--- start MATERIAL FOR THIS TASK ---

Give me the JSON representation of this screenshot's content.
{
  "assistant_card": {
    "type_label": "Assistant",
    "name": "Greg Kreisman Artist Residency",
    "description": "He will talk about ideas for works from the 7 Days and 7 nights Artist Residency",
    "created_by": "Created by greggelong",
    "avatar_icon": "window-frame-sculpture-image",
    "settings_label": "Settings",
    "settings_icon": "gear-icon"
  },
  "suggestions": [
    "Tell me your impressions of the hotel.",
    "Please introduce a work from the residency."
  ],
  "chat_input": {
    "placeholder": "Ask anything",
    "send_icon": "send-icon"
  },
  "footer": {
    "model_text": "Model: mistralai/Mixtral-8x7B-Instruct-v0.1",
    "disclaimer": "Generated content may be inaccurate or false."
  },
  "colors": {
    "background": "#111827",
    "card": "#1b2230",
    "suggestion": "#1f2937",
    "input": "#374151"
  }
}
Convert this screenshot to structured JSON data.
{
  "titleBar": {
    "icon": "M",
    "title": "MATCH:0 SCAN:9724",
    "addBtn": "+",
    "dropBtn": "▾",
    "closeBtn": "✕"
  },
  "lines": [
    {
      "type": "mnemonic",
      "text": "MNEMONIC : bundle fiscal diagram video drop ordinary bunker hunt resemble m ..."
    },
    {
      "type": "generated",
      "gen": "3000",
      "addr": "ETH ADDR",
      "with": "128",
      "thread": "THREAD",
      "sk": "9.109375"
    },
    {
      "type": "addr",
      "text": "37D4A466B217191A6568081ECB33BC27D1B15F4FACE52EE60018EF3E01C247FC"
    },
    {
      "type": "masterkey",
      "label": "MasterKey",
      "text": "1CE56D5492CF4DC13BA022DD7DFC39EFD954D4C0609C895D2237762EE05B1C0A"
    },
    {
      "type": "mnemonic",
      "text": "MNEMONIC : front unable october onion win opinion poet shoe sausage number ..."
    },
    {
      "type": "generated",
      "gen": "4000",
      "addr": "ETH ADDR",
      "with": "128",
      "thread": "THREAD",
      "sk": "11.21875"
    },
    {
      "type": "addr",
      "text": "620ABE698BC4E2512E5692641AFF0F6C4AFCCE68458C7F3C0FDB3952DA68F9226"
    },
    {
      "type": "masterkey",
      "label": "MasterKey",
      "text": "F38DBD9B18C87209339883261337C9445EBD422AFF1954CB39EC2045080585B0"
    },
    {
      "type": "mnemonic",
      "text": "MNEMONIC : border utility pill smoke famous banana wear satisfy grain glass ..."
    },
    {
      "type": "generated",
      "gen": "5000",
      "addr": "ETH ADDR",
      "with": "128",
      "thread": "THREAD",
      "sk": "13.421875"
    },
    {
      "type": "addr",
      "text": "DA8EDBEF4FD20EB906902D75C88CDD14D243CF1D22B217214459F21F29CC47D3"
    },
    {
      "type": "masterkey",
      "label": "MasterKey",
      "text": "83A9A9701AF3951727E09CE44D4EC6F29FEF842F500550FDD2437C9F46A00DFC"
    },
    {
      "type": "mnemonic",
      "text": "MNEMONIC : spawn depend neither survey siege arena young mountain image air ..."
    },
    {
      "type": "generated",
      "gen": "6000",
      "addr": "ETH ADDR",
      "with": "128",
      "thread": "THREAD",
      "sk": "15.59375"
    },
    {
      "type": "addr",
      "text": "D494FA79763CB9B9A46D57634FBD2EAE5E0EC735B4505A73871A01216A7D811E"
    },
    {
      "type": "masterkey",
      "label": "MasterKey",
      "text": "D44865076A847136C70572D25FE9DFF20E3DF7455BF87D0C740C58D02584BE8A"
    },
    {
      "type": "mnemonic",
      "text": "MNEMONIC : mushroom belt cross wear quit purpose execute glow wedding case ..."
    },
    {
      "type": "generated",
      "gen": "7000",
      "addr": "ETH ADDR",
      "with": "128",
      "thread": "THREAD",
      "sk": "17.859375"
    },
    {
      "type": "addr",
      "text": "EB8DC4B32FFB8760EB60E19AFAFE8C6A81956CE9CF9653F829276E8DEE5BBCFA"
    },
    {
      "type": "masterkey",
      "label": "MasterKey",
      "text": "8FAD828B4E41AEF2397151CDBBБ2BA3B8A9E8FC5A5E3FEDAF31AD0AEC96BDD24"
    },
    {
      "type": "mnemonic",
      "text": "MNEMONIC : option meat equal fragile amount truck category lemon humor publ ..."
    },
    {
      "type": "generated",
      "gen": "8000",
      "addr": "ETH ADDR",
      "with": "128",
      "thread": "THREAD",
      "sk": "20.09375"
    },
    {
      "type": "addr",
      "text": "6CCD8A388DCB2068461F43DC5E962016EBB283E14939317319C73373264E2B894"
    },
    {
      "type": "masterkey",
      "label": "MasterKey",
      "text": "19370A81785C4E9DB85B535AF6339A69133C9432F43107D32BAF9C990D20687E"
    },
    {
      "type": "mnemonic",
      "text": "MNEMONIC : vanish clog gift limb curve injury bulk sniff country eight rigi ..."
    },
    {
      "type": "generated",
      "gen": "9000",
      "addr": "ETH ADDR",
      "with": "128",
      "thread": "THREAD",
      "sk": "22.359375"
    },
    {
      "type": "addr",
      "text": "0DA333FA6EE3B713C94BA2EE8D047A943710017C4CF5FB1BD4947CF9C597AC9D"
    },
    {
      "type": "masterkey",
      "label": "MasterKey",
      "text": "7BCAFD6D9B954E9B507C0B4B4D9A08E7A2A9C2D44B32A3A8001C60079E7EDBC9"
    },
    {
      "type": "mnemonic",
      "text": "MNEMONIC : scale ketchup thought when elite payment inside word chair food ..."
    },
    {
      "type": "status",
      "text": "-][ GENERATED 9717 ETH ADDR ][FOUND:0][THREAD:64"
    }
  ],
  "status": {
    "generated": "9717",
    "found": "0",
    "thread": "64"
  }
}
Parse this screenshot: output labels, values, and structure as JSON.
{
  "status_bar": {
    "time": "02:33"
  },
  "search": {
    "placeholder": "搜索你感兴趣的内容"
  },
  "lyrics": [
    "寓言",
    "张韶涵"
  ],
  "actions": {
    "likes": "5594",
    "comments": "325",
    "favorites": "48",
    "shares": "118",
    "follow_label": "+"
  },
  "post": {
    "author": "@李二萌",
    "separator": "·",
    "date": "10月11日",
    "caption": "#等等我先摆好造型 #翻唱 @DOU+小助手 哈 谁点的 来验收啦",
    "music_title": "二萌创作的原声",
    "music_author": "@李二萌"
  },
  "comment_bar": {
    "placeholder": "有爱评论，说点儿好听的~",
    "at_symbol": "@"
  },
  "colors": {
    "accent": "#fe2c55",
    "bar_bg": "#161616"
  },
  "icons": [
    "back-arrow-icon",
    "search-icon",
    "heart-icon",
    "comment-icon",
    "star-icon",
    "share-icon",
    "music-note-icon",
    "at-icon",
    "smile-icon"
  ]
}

--- end MATERIAL FOR THIS TASK ---

▶ _WHAT TO DO_:
Search the lines above for the string "screenshot" and copy each line that has it.

▶ _WORKED SOLUTION_:
Give me the JSON representation of this screenshot's content.
Convert this screenshot to structured JSON data.
Parse this screenshot: output labels, values, and structure as JSON.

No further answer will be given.